* Teks Sumber:
────────

Prinsip tradisional di Kampung Dukuh ini masih berlaku sebagai pranata sosial yang dapat mengendalikan perilaku manusia dalam berinteraksi dengan alam atau dengan sesamanya. Penguatan pendidikan dalam konteks nilai-nilai budaya sangat relevan untuk diajarkan dalam situasi dan kondisi saat ini penurunan nilai-nilai agama cukup tinggi dibandingkan dahulu yang tunduk patuh pada ajaran yang berlaku di lingkungan sekitar termasuk dengan nilai budaya lokal sangat dijunjung tinggi, berbeda hal di zaman modern saat ini penurunan nilai-nilai budaya lokal menjadi masalah sosial yang kurang ditangani secara tuntas bahkan tidak banyak yang tau tentang beberapa budaya yang masih berkembang saat ini. Menurut Mulyana et al., (2022, hlm. 12). Budaya menjadi suatu cara hidup yang berkembang dan dimiliki bersama oleh sebuah kelompok orang, dan diwariskan dari generasi ke generasi. Keberagaman budaya, yang memiliki perbedaan satu wilayah dengan wilayah lainnya. Namun dasarnya seluruh budaya yang ada pada hidup manusia, menjadi nilai kebaikan bila budaya tersebut dijadikan landasan kebaikan. Problematika yang terjadi saat ini adalah dalam aspek rendahnya kemampuan masyarakat khususnya para generasi muda dalam menjaga kelestarian budaya dan sejarah yang berada di daerahnya.Masalah terkait penurunan nilai-nilai budaya harus diantisipasi, dengan menjadikan nilai-nilai Cebor Opat Puluh untuk dijadikan kajian terkait penurunan nilai budaya yang lebih di fokuskan pada sosiologi budaya.

────────

* Tugas Kerja:
Lanjutkan teks tentang nilai budaya Kampung Dukuh di atas, mulai setelah kalimat terakhirnya. Catatan di bawah ini tidak ada kaitannya dengan teks tersebut.

(Entri data tersimpan)
────────

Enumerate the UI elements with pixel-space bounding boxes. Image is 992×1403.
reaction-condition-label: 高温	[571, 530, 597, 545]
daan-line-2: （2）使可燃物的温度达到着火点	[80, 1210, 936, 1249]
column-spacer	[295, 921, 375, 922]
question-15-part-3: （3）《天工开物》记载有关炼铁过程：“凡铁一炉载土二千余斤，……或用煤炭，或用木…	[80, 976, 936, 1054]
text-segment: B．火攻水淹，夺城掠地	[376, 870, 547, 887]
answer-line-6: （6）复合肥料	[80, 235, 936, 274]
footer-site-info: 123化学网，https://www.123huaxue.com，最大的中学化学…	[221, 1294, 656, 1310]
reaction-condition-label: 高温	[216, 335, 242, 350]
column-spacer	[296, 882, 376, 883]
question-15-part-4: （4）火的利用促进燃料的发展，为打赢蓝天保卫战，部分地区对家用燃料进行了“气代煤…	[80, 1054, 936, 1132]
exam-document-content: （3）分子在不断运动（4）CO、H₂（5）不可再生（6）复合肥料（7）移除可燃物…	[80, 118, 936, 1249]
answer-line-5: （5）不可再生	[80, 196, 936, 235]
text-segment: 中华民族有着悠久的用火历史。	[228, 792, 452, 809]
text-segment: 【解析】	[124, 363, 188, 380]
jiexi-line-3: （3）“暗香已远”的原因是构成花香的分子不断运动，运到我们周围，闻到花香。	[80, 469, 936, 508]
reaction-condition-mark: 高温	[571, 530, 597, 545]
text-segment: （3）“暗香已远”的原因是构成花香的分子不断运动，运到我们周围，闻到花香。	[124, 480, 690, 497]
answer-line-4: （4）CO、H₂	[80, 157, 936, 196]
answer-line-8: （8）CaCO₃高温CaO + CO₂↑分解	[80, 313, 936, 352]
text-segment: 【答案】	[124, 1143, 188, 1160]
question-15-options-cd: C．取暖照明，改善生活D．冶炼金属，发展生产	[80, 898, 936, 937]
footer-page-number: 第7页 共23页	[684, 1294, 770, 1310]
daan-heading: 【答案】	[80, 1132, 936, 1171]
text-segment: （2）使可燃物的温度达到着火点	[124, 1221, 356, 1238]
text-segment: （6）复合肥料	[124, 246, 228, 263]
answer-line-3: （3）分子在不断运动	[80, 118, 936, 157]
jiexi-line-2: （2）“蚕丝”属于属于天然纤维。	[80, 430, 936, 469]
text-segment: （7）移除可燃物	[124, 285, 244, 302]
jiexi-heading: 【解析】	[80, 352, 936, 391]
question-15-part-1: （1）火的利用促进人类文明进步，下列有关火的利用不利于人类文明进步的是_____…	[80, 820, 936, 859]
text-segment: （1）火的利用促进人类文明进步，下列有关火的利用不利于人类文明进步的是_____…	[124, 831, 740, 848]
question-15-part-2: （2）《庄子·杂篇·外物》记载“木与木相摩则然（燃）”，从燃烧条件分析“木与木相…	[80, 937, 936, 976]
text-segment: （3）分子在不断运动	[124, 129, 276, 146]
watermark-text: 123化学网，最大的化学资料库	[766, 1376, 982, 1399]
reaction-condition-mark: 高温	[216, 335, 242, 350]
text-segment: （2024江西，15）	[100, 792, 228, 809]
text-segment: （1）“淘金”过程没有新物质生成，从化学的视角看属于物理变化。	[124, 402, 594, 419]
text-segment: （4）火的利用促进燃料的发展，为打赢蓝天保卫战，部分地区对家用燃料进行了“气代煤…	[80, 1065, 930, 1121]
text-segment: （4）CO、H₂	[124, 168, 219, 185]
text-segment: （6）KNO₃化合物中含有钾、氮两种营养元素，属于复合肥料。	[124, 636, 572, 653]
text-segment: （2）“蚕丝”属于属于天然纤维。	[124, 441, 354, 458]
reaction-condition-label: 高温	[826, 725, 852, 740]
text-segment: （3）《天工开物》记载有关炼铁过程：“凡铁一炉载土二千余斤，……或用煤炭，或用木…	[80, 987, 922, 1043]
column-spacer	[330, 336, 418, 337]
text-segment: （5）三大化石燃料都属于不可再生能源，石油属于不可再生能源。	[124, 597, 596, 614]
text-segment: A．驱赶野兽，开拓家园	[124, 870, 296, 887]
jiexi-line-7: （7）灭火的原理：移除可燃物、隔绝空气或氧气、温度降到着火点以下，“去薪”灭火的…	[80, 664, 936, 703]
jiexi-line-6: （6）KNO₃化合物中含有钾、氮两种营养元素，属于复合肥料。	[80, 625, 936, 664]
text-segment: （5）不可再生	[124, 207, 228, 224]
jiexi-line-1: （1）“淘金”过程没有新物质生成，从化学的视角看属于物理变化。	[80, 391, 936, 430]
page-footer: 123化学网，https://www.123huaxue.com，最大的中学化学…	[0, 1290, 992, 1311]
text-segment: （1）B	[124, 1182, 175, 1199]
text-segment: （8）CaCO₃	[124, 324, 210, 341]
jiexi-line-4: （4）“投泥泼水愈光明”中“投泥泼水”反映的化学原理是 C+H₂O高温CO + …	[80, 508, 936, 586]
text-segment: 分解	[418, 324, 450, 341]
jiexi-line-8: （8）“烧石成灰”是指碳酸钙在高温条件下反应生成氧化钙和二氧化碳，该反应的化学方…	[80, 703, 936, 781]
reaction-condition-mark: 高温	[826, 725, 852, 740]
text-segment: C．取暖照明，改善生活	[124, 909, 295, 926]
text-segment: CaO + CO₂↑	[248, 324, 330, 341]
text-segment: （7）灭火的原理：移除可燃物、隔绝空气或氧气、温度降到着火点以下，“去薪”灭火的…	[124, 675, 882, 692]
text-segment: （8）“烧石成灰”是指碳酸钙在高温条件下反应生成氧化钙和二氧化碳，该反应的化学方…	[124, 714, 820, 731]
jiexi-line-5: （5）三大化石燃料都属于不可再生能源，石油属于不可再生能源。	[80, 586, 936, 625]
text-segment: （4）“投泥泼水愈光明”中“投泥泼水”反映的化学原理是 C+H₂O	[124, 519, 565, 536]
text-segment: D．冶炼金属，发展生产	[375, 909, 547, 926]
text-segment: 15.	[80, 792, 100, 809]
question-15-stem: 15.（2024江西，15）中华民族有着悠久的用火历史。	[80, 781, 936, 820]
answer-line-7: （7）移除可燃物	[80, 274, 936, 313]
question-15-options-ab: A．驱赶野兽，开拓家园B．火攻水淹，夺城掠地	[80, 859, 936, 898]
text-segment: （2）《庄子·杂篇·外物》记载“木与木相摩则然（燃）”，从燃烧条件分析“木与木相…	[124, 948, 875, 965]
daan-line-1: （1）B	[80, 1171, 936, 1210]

────────

* Jawaban Latihan:
Istilah Cebor Opat Puluh berasal dari bahasa Sunda yang artinya mandi dengan empat puluh kali Kucuran (basuhan). Tradisi Cebor Opat Puluh adalah kegiatan mandi yang dipimpin oleh kuncen bernama Mama Uluk serta kedua anaknya, anak dari Mama Uluk yang merupakan wakil dari kuncen Kampung Dukuh orang yang telah dipercaya dan ditugaskan untuk memimpin Tradisi Cebor Opat Puluh. Istilah makna dari penanaman tradisi ini yaitu berdasarkan bacaan atau doa dengan membacakan Istighfar empat puluh kali salah satu tindakan yang dilakukan untuk memohon ampunan kepada Allah dalam mensucikan diri serta empat puluh kali siraman dengan tujuan untuk membersihkan jiwa dalam berbagai alasan tertentu terkait jasmani dan rohani. Makna Opat Puluh berdasarkan pandangan islam aturan mandinya disesuaikan dengan do,a yaitu Opat Puluh berkaitan dengan syariat lahir.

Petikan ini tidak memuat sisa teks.